(Figure dataset records)
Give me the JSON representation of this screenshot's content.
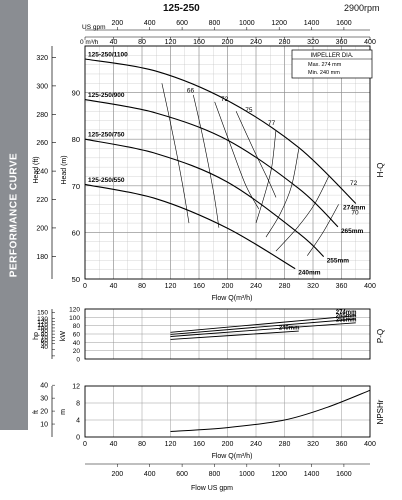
{
  "header": {
    "model": "125-250",
    "speed": "2900rpm"
  },
  "sidebar_label": "PERFORMANCE CURVE",
  "legend": {
    "title": "IMPELLER DIA.",
    "max": "Max.  274  mm",
    "min": "Min.   240  mm"
  },
  "chart_data": [
    {
      "type": "line",
      "name": "H-Q",
      "axis_right_label": "H-Q",
      "xlabel": "Flow  Q(m³/h)",
      "ylabel_m": "Head (m)",
      "ylabel_ft": "Head (ft)",
      "top_axis_m3h_label": "0  m³/h",
      "top_axis_usgpm_label": "US gpm",
      "xlim": [
        0,
        400
      ],
      "ylim": [
        50,
        100
      ],
      "x_ticks": [
        0,
        40,
        80,
        120,
        160,
        200,
        240,
        280,
        320,
        360,
        400
      ],
      "y_ticks": [
        50,
        60,
        70,
        80,
        90
      ],
      "ft_ticks": [
        180,
        200,
        220,
        240,
        260,
        280,
        300,
        320
      ],
      "usgpm_ticks": [
        200,
        400,
        600,
        800,
        1000,
        1200,
        1400,
        1600
      ],
      "series": [
        {
          "name": "125-250/1100",
          "end_label": "274mm",
          "x": [
            0,
            100,
            200,
            300,
            380
          ],
          "y": [
            97.2,
            94.6,
            88.3,
            78.2,
            66.2
          ]
        },
        {
          "name": "125-250/900",
          "end_label": "265mm",
          "x": [
            0,
            100,
            200,
            300,
            355
          ],
          "y": [
            88.5,
            85.6,
            79.8,
            69.4,
            61.2
          ]
        },
        {
          "name": "125-250/750",
          "end_label": "255mm",
          "x": [
            0,
            100,
            200,
            300,
            335
          ],
          "y": [
            80.0,
            76.9,
            70.8,
            59.8,
            54.8
          ]
        },
        {
          "name": "125-250/550",
          "end_label": "240mm",
          "x": [
            0,
            100,
            200,
            295
          ],
          "y": [
            70.3,
            67.2,
            60.9,
            52.2
          ]
        }
      ],
      "efficiency_labels": [
        {
          "text": "66",
          "x": 148,
          "y": 90.0
        },
        {
          "text": "72",
          "x": 196,
          "y": 88.2
        },
        {
          "text": "75",
          "x": 230,
          "y": 85.8
        },
        {
          "text": "77",
          "x": 262,
          "y": 83.0
        },
        {
          "text": "72",
          "x": 377,
          "y": 70.2
        },
        {
          "text": "70",
          "x": 379,
          "y": 63.8
        }
      ]
    },
    {
      "type": "line",
      "name": "P-Q",
      "axis_right_label": "P-Q",
      "ylabel_kw": "kW",
      "ylabel_hp": "hp",
      "xlim": [
        0,
        400
      ],
      "ylim": [
        0,
        120
      ],
      "y_ticks": [
        0,
        20,
        40,
        60,
        80,
        100,
        120
      ],
      "hp_ticks": [
        10,
        30,
        50,
        60,
        70,
        80,
        90,
        100,
        110,
        120,
        130,
        150
      ],
      "x_ticks": [
        0,
        40,
        80,
        120,
        160,
        200,
        240,
        280,
        320,
        360,
        400
      ],
      "series": [
        {
          "end_label": "274mm",
          "x": [
            120,
            380
          ],
          "y": [
            64,
            104
          ]
        },
        {
          "end_label": "265mm",
          "x": [
            120,
            380
          ],
          "y": [
            59,
            96
          ]
        },
        {
          "end_label": "255mm",
          "x": [
            120,
            380
          ],
          "y": [
            54,
            87
          ]
        },
        {
          "end_label": "240mm",
          "x": [
            120,
            300
          ],
          "y": [
            47,
            67
          ]
        }
      ]
    },
    {
      "type": "line",
      "name": "NPSHr",
      "axis_right_label": "NPSHr",
      "ylabel_m": "m",
      "ylabel_ft": "ft",
      "xlabel": "Flow  Q(m³/h)",
      "xlabel_bottom": "Flow  US gpm",
      "xlim": [
        0,
        400
      ],
      "ylim": [
        0,
        12
      ],
      "y_ticks": [
        0,
        4,
        8,
        12
      ],
      "ft_ticks": [
        10,
        20,
        30,
        40
      ],
      "x_ticks": [
        0,
        40,
        80,
        120,
        160,
        200,
        240,
        280,
        320,
        360,
        400
      ],
      "usgpm_ticks": [
        200,
        400,
        600,
        800,
        1000,
        1200,
        1400,
        1600
      ],
      "series": [
        {
          "x": [
            120,
            200,
            280,
            340,
            400
          ],
          "y": [
            1.3,
            2.2,
            4.0,
            7.0,
            11.0
          ]
        }
      ]
    }
  ]
}
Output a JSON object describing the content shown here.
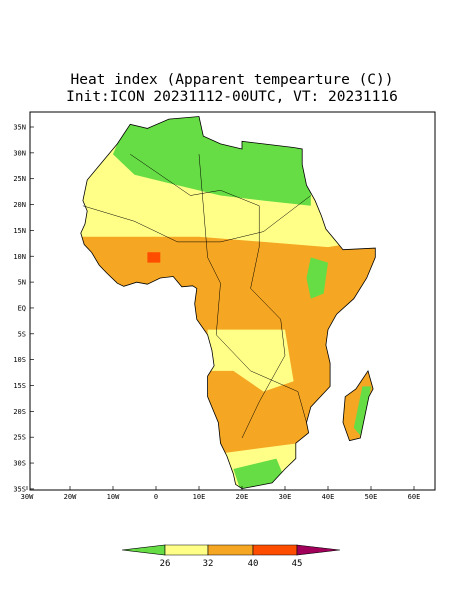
{
  "header": {
    "title": "Heat index (Apparent tempearture (C))",
    "subtitle": "Init:ICON 20231112-00UTC, VT: 20231116"
  },
  "map": {
    "lat_labels": [
      "35N",
      "30N",
      "25N",
      "20N",
      "15N",
      "10N",
      "5N",
      "EQ",
      "5S",
      "10S",
      "15S",
      "20S",
      "25S",
      "30S",
      "35S"
    ],
    "lon_labels": [
      "30W",
      "20W",
      "10W",
      "0",
      "10E",
      "20E",
      "30E",
      "40E",
      "50E",
      "60E"
    ]
  },
  "colorbar": {
    "labels": [
      26,
      32,
      40,
      45
    ],
    "colors": [
      "#66dd44",
      "#ffff88",
      "#f5a623",
      "#ff4d00",
      "#a0005a"
    ]
  }
}
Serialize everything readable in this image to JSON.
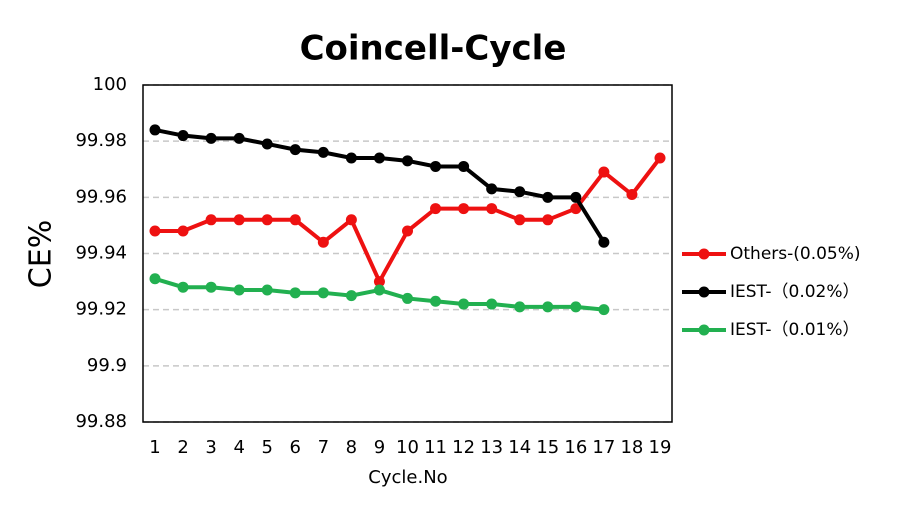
{
  "chart_data": {
    "type": "line",
    "title": "Coincell-Cycle",
    "x_label": "Cycle.No",
    "y_label": "CE%",
    "categories": [
      "1",
      "2",
      "3",
      "4",
      "5",
      "6",
      "7",
      "8",
      "9",
      "10",
      "11",
      "12",
      "13",
      "14",
      "15",
      "16",
      "17",
      "18",
      "19"
    ],
    "series": [
      {
        "name": "Others-(0.05%)",
        "color": "#ee1111",
        "values": [
          99.948,
          99.948,
          99.952,
          99.952,
          99.952,
          99.952,
          99.944,
          99.952,
          99.93,
          99.948,
          99.956,
          99.956,
          99.956,
          99.952,
          99.952,
          99.956,
          99.969,
          99.961,
          99.974
        ]
      },
      {
        "name": "IEST-（0.02%）",
        "color": "#000000",
        "values": [
          99.984,
          99.982,
          99.981,
          99.981,
          99.979,
          99.977,
          99.976,
          99.974,
          99.974,
          99.973,
          99.971,
          99.971,
          99.963,
          99.962,
          99.96,
          99.96,
          99.944,
          null,
          null
        ]
      },
      {
        "name": "IEST-（0.01%）",
        "color": "#22b050",
        "values": [
          99.931,
          99.928,
          99.928,
          99.927,
          99.927,
          99.926,
          99.926,
          99.925,
          99.927,
          99.924,
          99.923,
          99.922,
          99.922,
          99.921,
          99.921,
          99.921,
          99.92,
          null,
          null
        ]
      }
    ],
    "ylim": [
      99.88,
      100
    ],
    "yticks": [
      99.88,
      99.9,
      99.92,
      99.94,
      99.96,
      99.98,
      100
    ],
    "grid": true,
    "legend": "right"
  }
}
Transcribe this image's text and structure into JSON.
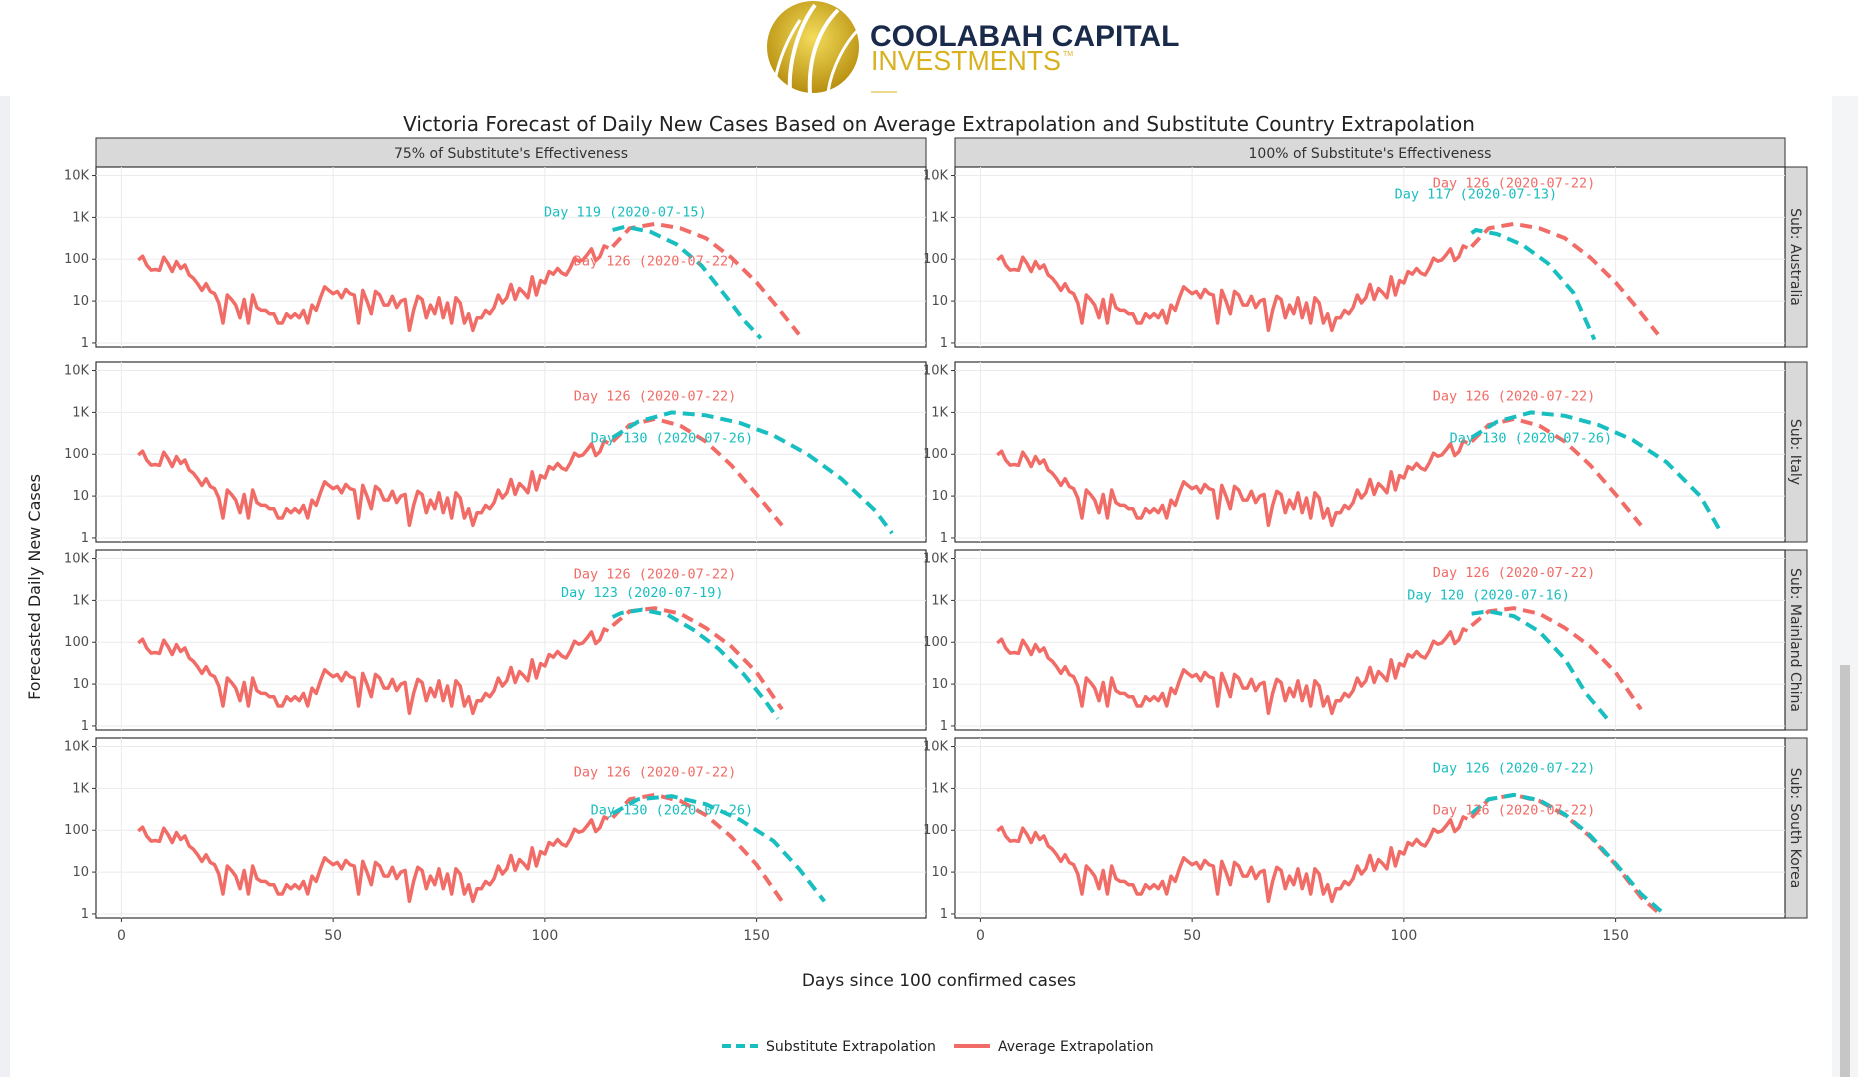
{
  "header": {
    "brand_line1": "COOLABAH CAPITAL",
    "brand_line2": "INVESTMENTS",
    "brand_tm": "TM"
  },
  "colors": {
    "substitute": "#19BEC0",
    "average": "#F16C67",
    "strip_bg": "#D9D9D9",
    "brand_navy": "#1A2A4A",
    "brand_gold": "#D8B11F"
  },
  "chart_data": {
    "type": "line",
    "title": "Victoria Forecast of Daily New Cases Based on Average Extrapolation and Substitute Country Extrapolation",
    "xlabel": "Days since 100 confirmed cases",
    "ylabel": "Forecasted Daily New Cases",
    "y_scale": "log10",
    "xlim": [
      -6,
      190
    ],
    "ylim": [
      0.8,
      16000
    ],
    "x_ticks": [
      0,
      50,
      100,
      150
    ],
    "y_ticks": [
      1,
      10,
      100,
      1000,
      10000
    ],
    "y_tick_labels": [
      "1",
      "10",
      "100",
      "1K",
      "10K"
    ],
    "grid": true,
    "legend_position": "bottom",
    "columns": [
      "75% of Substitute's Effectiveness",
      "100% of Substitute's Effectiveness"
    ],
    "rows": [
      "Sub: Australia",
      "Sub: Italy",
      "Sub: Mainland China",
      "Sub: South Korea"
    ],
    "legend": [
      {
        "key": "substitute",
        "label": "Substitute Extrapolation",
        "style": "dashed"
      },
      {
        "key": "average",
        "label": "Average Extrapolation",
        "style": "solid"
      }
    ],
    "observed": {
      "x": [
        4,
        5,
        6,
        7,
        8,
        9,
        10,
        11,
        12,
        13,
        14,
        15,
        16,
        17,
        18,
        19,
        20,
        21,
        22,
        23,
        24,
        25,
        26,
        27,
        28,
        29,
        30,
        31,
        32,
        33,
        34,
        35,
        36,
        37,
        38,
        39,
        40,
        41,
        42,
        43,
        44,
        45,
        46,
        47,
        48,
        49,
        50,
        51,
        52,
        53,
        54,
        55,
        56,
        57,
        58,
        59,
        60,
        61,
        62,
        63,
        64,
        65,
        66,
        67,
        68,
        69,
        70,
        71,
        72,
        73,
        74,
        75,
        76,
        77,
        78,
        79,
        80,
        81,
        82,
        83,
        84,
        85,
        86,
        87,
        88,
        89,
        90,
        91,
        92,
        93,
        94,
        95,
        96,
        97,
        98,
        99,
        100,
        101,
        102,
        103,
        104,
        105,
        106,
        107,
        108,
        109,
        110,
        111,
        112,
        113,
        114,
        115
      ],
      "y": [
        96,
        118,
        72,
        55,
        57,
        54,
        112,
        79,
        51,
        88,
        60,
        73,
        42,
        35,
        26,
        18,
        26,
        17,
        15,
        9,
        3,
        14,
        11,
        8,
        4,
        11,
        3,
        14,
        7,
        6,
        6,
        5,
        5,
        3,
        3,
        5,
        4,
        5,
        4,
        6,
        3,
        8,
        6,
        12,
        22,
        18,
        15,
        17,
        12,
        19,
        15,
        14,
        3,
        18,
        10,
        5,
        17,
        14,
        8,
        8,
        13,
        7,
        10,
        11,
        2,
        6,
        13,
        11,
        4,
        8,
        5,
        12,
        4,
        9,
        3,
        12,
        9,
        3,
        5,
        2,
        4,
        4,
        6,
        5,
        7,
        14,
        9,
        12,
        25,
        11,
        20,
        16,
        12,
        38,
        14,
        31,
        27,
        51,
        44,
        60,
        47,
        42,
        62,
        106,
        90,
        97,
        128,
        178,
        93,
        115,
        208,
        186
      ]
    },
    "panels": [
      {
        "col": 0,
        "row": 0,
        "average": {
          "x": [
            116,
            120,
            126,
            132,
            138,
            144,
            150,
            155,
            160
          ],
          "y": [
            200,
            550,
            700,
            550,
            320,
            110,
            28,
            7,
            1.6
          ]
        },
        "substitute": {
          "x": [
            116,
            119,
            125,
            131,
            137,
            143,
            147,
            151
          ],
          "y": [
            500,
            600,
            450,
            230,
            70,
            12,
            3.5,
            1.3
          ]
        },
        "labels": [
          {
            "text": "Day 119 (2020-07-15)",
            "series": "substitute",
            "x": 119,
            "y": 1050
          },
          {
            "text": "Day 126 (2020-07-22)",
            "series": "average",
            "x": 126,
            "y": 70
          }
        ]
      },
      {
        "col": 1,
        "row": 0,
        "average": {
          "x": [
            116,
            120,
            126,
            132,
            138,
            144,
            150,
            155,
            160
          ],
          "y": [
            200,
            550,
            700,
            550,
            320,
            110,
            28,
            7,
            1.6
          ]
        },
        "substitute": {
          "x": [
            116,
            117,
            122,
            128,
            134,
            140,
            145
          ],
          "y": [
            420,
            500,
            400,
            220,
            80,
            16,
            1.2
          ]
        },
        "labels": [
          {
            "text": "Day 126 (2020-07-22)",
            "series": "average",
            "x": 126,
            "y": 5200
          },
          {
            "text": "Day 117 (2020-07-13)",
            "series": "substitute",
            "x": 117,
            "y": 2800
          }
        ]
      },
      {
        "col": 0,
        "row": 1,
        "average": {
          "x": [
            116,
            120,
            126,
            132,
            138,
            144,
            150,
            156
          ],
          "y": [
            200,
            500,
            700,
            480,
            200,
            55,
            11,
            2
          ]
        },
        "substitute": {
          "x": [
            116,
            122,
            130,
            138,
            146,
            154,
            162,
            170,
            178,
            182
          ],
          "y": [
            250,
            600,
            1000,
            850,
            560,
            280,
            100,
            26,
            4.5,
            1.3
          ]
        },
        "labels": [
          {
            "text": "Day 126 (2020-07-22)",
            "series": "average",
            "x": 126,
            "y": 1900
          },
          {
            "text": "Day 130 (2020-07-26)",
            "series": "substitute",
            "x": 130,
            "y": 190
          }
        ]
      },
      {
        "col": 1,
        "row": 1,
        "average": {
          "x": [
            116,
            120,
            126,
            132,
            138,
            144,
            150,
            156
          ],
          "y": [
            200,
            500,
            700,
            480,
            200,
            55,
            11,
            2
          ]
        },
        "substitute": {
          "x": [
            116,
            122,
            130,
            138,
            146,
            154,
            162,
            170,
            175
          ],
          "y": [
            250,
            600,
            1000,
            830,
            500,
            220,
            65,
            10,
            1.3
          ]
        },
        "labels": [
          {
            "text": "Day 126 (2020-07-22)",
            "series": "average",
            "x": 126,
            "y": 1900
          },
          {
            "text": "Day 130 (2020-07-26)",
            "series": "substitute",
            "x": 130,
            "y": 190
          }
        ]
      },
      {
        "col": 0,
        "row": 2,
        "average": {
          "x": [
            116,
            120,
            126,
            132,
            138,
            144,
            150,
            156
          ],
          "y": [
            250,
            550,
            650,
            480,
            220,
            80,
            19,
            2.5
          ]
        },
        "substitute": {
          "x": [
            116,
            118,
            123,
            129,
            135,
            141,
            147,
            152,
            155
          ],
          "y": [
            400,
            500,
            600,
            450,
            200,
            70,
            17,
            4,
            1.5
          ]
        },
        "labels": [
          {
            "text": "Day 126 (2020-07-22)",
            "series": "average",
            "x": 126,
            "y": 3300
          },
          {
            "text": "Day 123 (2020-07-19)",
            "series": "substitute",
            "x": 123,
            "y": 1200
          }
        ]
      },
      {
        "col": 1,
        "row": 2,
        "average": {
          "x": [
            116,
            120,
            126,
            132,
            138,
            144,
            150,
            156
          ],
          "y": [
            250,
            550,
            650,
            480,
            220,
            80,
            19,
            2.5
          ]
        },
        "substitute": {
          "x": [
            116,
            120,
            126,
            132,
            138,
            143,
            148
          ],
          "y": [
            480,
            550,
            420,
            180,
            40,
            6,
            1.5
          ]
        },
        "labels": [
          {
            "text": "Day 126 (2020-07-22)",
            "series": "average",
            "x": 126,
            "y": 3600
          },
          {
            "text": "Day 120 (2020-07-16)",
            "series": "substitute",
            "x": 120,
            "y": 1050
          }
        ]
      },
      {
        "col": 0,
        "row": 3,
        "average": {
          "x": [
            116,
            120,
            126,
            132,
            138,
            144,
            150,
            156
          ],
          "y": [
            200,
            550,
            700,
            500,
            230,
            70,
            15,
            2
          ]
        },
        "substitute": {
          "x": [
            116,
            122,
            130,
            138,
            146,
            154,
            160,
            166
          ],
          "y": [
            250,
            550,
            650,
            420,
            180,
            55,
            12,
            2
          ]
        },
        "labels": [
          {
            "text": "Day 126 (2020-07-22)",
            "series": "average",
            "x": 126,
            "y": 1900
          },
          {
            "text": "Day 130 (2020-07-26)",
            "series": "substitute",
            "x": 130,
            "y": 240
          }
        ]
      },
      {
        "col": 1,
        "row": 3,
        "average": {
          "x": [
            116,
            120,
            126,
            132,
            138,
            144,
            150,
            156,
            160
          ],
          "y": [
            200,
            550,
            700,
            500,
            230,
            70,
            15,
            2.5,
            1.1
          ]
        },
        "substitute": {
          "x": [
            116,
            120,
            126,
            132,
            138,
            144,
            150,
            156,
            161
          ],
          "y": [
            250,
            550,
            700,
            520,
            240,
            75,
            16,
            3,
            1.1
          ]
        },
        "labels": [
          {
            "text": "Day 126 (2020-07-22)",
            "series": "substitute",
            "x": 126,
            "y": 2400
          },
          {
            "text": "Day 126 (2020-07-22)",
            "series": "average",
            "x": 126,
            "y": 240
          }
        ]
      }
    ]
  }
}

[TASK BRIEF] State how many lines of the listing above include the word "Cycle". Give nothing but the number.

[ANSWER] 2